* begin *

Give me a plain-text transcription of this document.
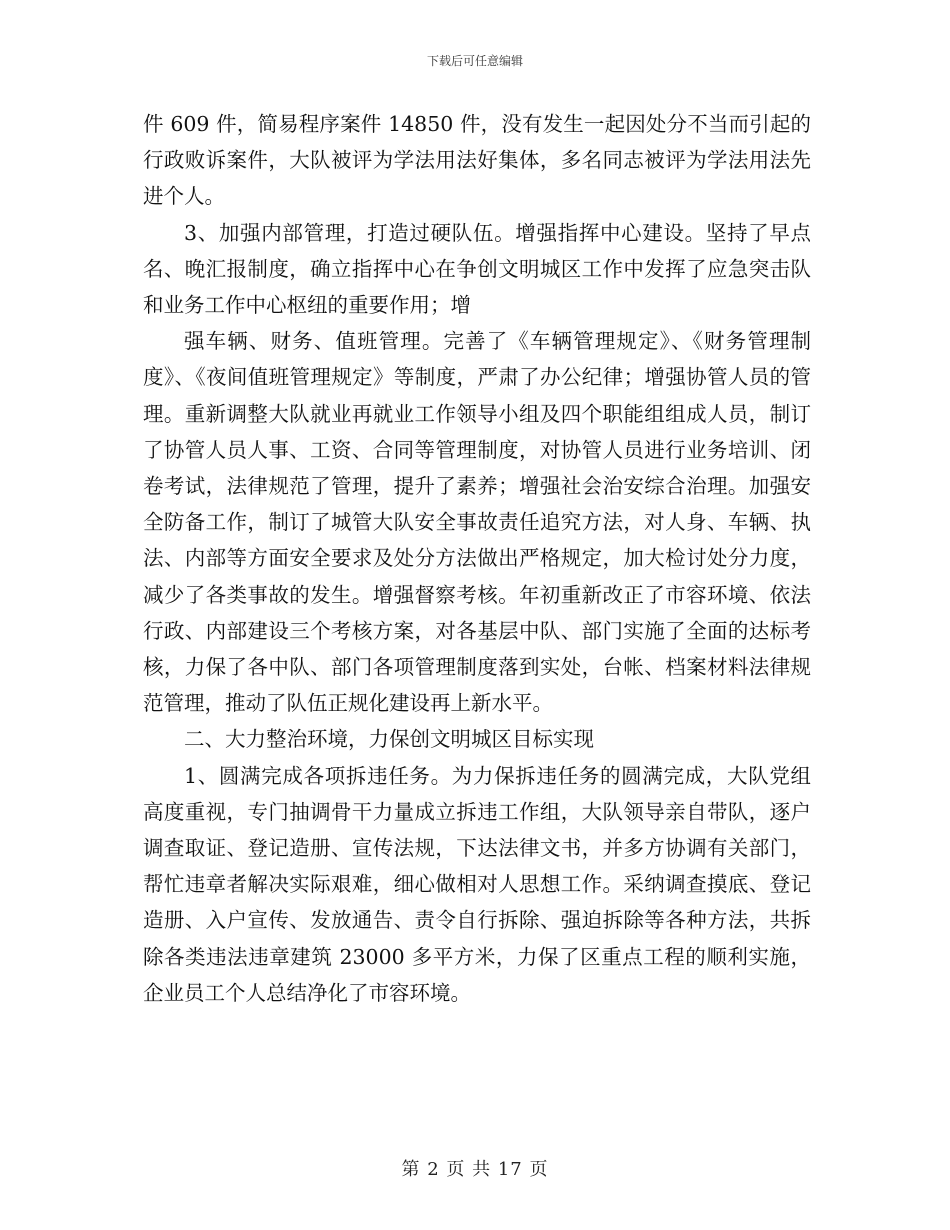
下载后可任意编辑

件 609 件，简易程序案件 14850 件，没有发生一起因处分不当而引起的行政败诉案件，大队被评为学法用法好集体，多名同志被评为学法用法先进个人。

3、加强内部管理，打造过硬队伍。增强指挥中心建设。坚持了早点名、晚汇报制度，确立指挥中心在争创文明城区工作中发挥了应急突击队和业务工作中心枢纽的重要作用；增

强车辆、财务、值班管理。完善了《车辆管理规定》、《财务管理制度》、《夜间值班管理规定》等制度，严肃了办公纪律；增强协管人员的管理。重新调整大队就业再就业工作领导小组及四个职能组组成人员，制订了协管人员人事、工资、合同等管理制度，对协管人员进行业务培训、闭卷考试，法律规范了管理，提升了素养；增强社会治安综合治理。加强安全防备工作，制订了城管大队安全事故责任追究方法，对人身、车辆、执法、内部等方面安全要求及处分方法做出严格规定，加大检讨处分力度，减少了各类事故的发生。增强督察考核。年初重新改正了市容环境、依法行政、内部建设三个考核方案，对各基层中队、部门实施了全面的达标考核，力保了各中队、部门各项管理制度落到实处，台帐、档案材料法律规范管理，推动了队伍正规化建设再上新水平。

二、大力整治环境，力保创文明城区目标实现

1、圆满完成各项拆违任务。为力保拆违任务的圆满完成，大队党组高度重视，专门抽调骨干力量成立拆违工作组，大队领导亲自带队，逐户调查取证、登记造册、宣传法规，下达法律文书，并多方协调有关部门，帮忙违章者解决实际艰难，细心做相对人思想工作。采纳调查摸底、登记造册、入户宣传、发放通告、责令自行拆除、强迫拆除等各种方法，共拆除各类违法违章建筑 23000 多平方米，力保了区重点工程的顺利实施，企业员工个人总结净化了市容环境。

第 2 页 共 17 页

* end *

Task instructions:
Output the entries above exactly, without their pictures.

Answer to the problem:
Give me a plain-text transcription of this document.
下载后可任意编辑

件 609 件，简易程序案件 14850 件，没有发生一起因处分不当而引起的行政败诉案件，大队被评为学法用法好集体，多名同志被评为学法用法先进个人。

3、加强内部管理，打造过硬队伍。增强指挥中心建设。坚持了早点名、晚汇报制度，确立指挥中心在争创文明城区工作中发挥了应急突击队和业务工作中心枢纽的重要作用；增

强车辆、财务、值班管理。完善了《车辆管理规定》、《财务管理制度》、《夜间值班管理规定》等制度，严肃了办公纪律；增强协管人员的管理。重新调整大队就业再就业工作领导小组及四个职能组组成人员，制订了协管人员人事、工资、合同等管理制度，对协管人员进行业务培训、闭卷考试，法律规范了管理，提升了素养；增强社会治安综合治理。加强安全防备工作，制订了城管大队安全事故责任追究方法，对人身、车辆、执法、内部等方面安全要求及处分方法做出严格规定，加大检讨处分力度，减少了各类事故的发生。增强督察考核。年初重新改正了市容环境、依法行政、内部建设三个考核方案，对各基层中队、部门实施了全面的达标考核，力保了各中队、部门各项管理制度落到实处，台帐、档案材料法律规范管理，推动了队伍正规化建设再上新水平。

二、大力整治环境，力保创文明城区目标实现

1、圆满完成各项拆违任务。为力保拆违任务的圆满完成，大队党组高度重视，专门抽调骨干力量成立拆违工作组，大队领导亲自带队，逐户调查取证、登记造册、宣传法规，下达法律文书，并多方协调有关部门，帮忙违章者解决实际艰难，细心做相对人思想工作。采纳调查摸底、登记造册、入户宣传、发放通告、责令自行拆除、强迫拆除等各种方法，共拆除各类违法违章建筑 23000 多平方米，力保了区重点工程的顺利实施，企业员工个人总结净化了市容环境。

第 2 页 共 17 页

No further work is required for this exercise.